(Data entries)
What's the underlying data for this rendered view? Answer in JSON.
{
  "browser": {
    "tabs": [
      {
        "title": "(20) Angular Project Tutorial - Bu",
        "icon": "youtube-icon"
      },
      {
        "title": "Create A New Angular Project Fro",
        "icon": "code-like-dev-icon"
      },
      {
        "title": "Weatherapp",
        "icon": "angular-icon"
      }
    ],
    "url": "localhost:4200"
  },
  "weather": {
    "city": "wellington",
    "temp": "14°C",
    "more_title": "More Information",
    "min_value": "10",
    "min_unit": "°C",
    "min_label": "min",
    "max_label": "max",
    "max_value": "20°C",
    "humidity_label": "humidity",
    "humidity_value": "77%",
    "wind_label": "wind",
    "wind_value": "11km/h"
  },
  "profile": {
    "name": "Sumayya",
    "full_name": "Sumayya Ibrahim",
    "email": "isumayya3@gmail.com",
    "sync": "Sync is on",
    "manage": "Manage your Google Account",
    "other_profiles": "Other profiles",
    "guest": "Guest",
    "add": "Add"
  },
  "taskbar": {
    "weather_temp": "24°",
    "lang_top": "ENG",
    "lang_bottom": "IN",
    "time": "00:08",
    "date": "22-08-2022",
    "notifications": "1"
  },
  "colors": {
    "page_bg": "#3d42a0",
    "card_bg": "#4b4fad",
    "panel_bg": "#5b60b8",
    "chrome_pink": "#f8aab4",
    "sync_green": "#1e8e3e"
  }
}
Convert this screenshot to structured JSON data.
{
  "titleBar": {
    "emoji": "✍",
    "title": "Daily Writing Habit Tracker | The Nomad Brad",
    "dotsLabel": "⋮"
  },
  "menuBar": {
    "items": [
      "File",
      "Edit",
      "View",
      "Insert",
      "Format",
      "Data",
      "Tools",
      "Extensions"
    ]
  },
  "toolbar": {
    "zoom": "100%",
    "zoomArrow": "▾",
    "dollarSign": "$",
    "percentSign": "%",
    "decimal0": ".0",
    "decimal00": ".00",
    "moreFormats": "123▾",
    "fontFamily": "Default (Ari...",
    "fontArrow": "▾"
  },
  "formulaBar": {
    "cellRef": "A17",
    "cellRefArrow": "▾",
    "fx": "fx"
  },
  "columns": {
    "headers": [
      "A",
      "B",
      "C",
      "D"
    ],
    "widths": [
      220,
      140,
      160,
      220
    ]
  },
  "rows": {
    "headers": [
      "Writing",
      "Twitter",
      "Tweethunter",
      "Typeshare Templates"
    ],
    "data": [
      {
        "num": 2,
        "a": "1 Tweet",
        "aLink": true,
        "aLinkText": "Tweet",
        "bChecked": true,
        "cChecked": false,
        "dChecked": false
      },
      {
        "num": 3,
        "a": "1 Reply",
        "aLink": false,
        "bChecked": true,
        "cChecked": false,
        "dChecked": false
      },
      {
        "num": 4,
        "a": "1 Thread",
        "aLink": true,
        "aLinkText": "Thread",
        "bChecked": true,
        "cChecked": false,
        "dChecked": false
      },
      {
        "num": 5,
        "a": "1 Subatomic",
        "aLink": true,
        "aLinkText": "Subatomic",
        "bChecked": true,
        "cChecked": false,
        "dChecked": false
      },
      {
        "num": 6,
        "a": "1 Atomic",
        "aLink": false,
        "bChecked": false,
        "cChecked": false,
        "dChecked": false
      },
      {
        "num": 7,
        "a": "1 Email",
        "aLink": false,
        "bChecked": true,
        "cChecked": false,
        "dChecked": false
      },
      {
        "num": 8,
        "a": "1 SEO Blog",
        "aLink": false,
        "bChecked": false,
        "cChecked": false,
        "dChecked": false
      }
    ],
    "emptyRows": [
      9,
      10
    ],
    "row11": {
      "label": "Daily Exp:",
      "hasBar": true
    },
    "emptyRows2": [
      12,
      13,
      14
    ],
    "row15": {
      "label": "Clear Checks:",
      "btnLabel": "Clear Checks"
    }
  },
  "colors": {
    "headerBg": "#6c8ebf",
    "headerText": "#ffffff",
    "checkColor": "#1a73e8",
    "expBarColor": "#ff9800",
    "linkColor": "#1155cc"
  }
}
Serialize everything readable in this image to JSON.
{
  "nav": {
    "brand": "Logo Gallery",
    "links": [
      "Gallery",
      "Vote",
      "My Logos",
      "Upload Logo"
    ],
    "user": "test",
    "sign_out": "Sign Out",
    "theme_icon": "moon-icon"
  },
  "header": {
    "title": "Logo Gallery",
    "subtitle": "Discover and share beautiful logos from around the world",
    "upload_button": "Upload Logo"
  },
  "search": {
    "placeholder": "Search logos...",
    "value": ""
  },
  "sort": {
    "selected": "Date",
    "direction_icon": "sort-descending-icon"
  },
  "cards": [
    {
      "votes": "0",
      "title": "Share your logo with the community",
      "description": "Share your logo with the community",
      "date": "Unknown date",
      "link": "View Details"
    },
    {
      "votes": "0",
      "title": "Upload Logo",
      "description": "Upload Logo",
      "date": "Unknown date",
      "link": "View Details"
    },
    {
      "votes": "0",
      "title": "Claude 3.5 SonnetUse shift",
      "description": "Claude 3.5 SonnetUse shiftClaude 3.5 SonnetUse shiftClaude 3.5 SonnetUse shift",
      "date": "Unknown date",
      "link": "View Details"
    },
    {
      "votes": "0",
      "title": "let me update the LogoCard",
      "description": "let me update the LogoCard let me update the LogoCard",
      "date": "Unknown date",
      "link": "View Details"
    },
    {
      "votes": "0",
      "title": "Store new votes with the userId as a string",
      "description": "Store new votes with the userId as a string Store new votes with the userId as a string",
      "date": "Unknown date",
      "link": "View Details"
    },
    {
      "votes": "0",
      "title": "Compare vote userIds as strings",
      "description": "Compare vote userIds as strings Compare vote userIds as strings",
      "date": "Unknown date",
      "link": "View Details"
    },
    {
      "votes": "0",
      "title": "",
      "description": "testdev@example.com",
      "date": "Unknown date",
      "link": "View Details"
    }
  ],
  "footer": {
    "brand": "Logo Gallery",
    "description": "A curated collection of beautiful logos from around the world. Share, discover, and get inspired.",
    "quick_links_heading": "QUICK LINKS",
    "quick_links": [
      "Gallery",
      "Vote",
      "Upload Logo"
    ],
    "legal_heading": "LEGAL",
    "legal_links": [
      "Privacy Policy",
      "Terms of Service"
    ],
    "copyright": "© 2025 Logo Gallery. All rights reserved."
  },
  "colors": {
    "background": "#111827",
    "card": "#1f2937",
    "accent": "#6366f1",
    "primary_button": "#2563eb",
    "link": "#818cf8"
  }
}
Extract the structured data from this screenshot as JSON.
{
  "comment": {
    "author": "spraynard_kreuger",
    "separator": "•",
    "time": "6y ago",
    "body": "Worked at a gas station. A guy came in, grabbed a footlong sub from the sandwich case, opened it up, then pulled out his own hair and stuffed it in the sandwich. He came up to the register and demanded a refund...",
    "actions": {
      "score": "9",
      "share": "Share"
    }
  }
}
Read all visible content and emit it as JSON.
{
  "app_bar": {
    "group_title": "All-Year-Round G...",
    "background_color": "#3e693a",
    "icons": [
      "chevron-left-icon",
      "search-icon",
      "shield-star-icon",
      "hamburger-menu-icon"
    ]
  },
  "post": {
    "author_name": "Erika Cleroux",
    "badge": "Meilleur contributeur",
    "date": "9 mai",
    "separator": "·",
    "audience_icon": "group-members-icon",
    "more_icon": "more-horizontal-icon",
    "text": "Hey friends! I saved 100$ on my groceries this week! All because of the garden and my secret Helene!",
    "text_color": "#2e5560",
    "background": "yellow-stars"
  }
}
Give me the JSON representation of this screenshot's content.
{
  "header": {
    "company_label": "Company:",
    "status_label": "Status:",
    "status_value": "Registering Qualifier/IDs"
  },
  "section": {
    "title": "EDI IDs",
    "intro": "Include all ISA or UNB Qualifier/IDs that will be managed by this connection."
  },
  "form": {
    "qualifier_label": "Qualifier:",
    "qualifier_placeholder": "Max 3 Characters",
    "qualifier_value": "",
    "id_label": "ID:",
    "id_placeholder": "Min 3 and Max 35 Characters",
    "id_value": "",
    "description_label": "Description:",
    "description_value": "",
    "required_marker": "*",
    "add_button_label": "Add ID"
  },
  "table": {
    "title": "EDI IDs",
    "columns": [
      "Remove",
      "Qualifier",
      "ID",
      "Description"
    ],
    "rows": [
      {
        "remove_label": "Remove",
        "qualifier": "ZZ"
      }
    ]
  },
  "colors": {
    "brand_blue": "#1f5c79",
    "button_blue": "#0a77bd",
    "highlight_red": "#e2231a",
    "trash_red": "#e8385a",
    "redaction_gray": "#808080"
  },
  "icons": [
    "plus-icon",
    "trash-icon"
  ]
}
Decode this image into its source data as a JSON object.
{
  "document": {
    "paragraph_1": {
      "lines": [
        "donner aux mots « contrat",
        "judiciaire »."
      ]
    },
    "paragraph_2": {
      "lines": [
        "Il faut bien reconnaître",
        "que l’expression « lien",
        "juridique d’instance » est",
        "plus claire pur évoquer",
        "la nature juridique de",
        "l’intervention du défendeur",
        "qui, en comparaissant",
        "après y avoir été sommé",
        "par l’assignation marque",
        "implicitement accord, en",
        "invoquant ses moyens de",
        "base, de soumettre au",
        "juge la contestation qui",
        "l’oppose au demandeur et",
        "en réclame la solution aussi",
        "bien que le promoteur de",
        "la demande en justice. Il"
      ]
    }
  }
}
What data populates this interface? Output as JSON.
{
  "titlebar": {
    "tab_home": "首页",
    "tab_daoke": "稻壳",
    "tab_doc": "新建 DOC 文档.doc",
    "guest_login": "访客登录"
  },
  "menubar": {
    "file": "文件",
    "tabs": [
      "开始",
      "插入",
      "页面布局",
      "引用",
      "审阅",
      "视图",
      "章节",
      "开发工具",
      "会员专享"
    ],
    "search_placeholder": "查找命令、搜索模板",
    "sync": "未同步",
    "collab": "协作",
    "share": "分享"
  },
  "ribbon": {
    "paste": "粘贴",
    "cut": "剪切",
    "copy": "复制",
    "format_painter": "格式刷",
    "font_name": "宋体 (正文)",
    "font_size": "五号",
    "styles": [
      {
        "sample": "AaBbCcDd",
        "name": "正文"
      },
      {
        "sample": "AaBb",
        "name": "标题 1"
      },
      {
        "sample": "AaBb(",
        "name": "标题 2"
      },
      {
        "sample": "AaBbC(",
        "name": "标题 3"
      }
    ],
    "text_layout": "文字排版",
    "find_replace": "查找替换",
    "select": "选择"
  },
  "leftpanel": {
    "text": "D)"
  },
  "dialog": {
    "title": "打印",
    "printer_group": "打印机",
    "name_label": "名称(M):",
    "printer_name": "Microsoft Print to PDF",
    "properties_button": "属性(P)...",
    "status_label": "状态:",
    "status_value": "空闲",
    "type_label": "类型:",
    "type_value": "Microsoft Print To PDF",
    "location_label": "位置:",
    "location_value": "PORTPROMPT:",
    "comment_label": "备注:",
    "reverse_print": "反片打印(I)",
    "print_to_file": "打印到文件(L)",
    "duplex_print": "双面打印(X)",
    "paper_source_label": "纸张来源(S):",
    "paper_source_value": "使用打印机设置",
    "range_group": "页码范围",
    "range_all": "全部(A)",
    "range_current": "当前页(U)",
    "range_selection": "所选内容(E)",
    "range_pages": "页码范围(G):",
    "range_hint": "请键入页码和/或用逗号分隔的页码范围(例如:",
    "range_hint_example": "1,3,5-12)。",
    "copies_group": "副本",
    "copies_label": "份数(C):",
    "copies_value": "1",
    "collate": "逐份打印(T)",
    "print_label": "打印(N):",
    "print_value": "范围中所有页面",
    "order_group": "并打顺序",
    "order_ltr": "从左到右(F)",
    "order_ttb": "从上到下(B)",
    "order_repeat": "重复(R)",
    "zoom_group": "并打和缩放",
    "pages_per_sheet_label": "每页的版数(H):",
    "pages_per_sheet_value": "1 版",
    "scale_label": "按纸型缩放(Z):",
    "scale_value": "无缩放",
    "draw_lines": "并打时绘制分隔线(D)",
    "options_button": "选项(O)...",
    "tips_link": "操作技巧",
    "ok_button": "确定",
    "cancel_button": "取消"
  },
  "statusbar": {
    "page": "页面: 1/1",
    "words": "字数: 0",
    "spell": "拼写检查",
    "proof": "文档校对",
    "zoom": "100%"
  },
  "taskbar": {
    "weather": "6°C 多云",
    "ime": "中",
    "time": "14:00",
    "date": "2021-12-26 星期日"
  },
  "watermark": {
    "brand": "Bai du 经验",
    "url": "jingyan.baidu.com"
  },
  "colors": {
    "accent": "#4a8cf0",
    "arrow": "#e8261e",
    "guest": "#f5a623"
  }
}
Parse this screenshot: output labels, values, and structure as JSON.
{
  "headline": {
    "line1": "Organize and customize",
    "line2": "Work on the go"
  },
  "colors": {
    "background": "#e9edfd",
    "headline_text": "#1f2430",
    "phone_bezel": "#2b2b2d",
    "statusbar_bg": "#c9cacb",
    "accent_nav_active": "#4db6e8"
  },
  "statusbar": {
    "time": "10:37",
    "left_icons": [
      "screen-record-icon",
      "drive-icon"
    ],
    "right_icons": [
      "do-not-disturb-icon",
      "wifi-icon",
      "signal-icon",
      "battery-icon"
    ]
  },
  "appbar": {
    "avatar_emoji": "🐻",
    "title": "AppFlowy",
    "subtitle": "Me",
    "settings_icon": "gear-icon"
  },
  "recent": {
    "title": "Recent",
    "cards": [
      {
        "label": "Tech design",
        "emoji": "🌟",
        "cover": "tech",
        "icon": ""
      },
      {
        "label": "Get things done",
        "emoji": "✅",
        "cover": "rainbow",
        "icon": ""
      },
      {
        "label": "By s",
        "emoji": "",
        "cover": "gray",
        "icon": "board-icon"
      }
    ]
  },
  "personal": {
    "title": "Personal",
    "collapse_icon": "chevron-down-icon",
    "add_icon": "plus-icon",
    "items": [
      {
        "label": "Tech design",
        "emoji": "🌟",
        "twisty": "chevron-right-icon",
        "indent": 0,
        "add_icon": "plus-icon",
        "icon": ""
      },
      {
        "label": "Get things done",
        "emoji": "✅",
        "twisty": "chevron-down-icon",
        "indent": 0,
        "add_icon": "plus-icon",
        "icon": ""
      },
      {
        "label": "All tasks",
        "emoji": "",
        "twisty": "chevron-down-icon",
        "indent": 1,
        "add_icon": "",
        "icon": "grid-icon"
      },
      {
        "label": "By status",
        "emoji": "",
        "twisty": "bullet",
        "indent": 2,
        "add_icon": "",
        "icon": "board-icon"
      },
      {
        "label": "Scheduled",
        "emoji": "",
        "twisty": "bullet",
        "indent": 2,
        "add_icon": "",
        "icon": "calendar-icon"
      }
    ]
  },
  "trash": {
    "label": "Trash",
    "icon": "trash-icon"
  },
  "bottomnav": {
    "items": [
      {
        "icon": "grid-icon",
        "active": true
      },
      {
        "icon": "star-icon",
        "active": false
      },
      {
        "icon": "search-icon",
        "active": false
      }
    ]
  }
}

PROBLEM STATEMENT =>
Using the records above, find and show each line with the string "from".

FINISHED TASK =>
    "subtitle": "Discover and share beautiful logos from around the world",
    "description": "A curated collection of beautiful logos from around the world. Share, discover, and get inspired.",
Extract the structured data from this screenshot as JSON.
    "body": "Worked at a gas station. A guy came in, grabbed a footlong sub from the sandwich case, opened it up, then pulled out his own hair and stuffed it in the sandwich. He came up to the register and demanded a refund...",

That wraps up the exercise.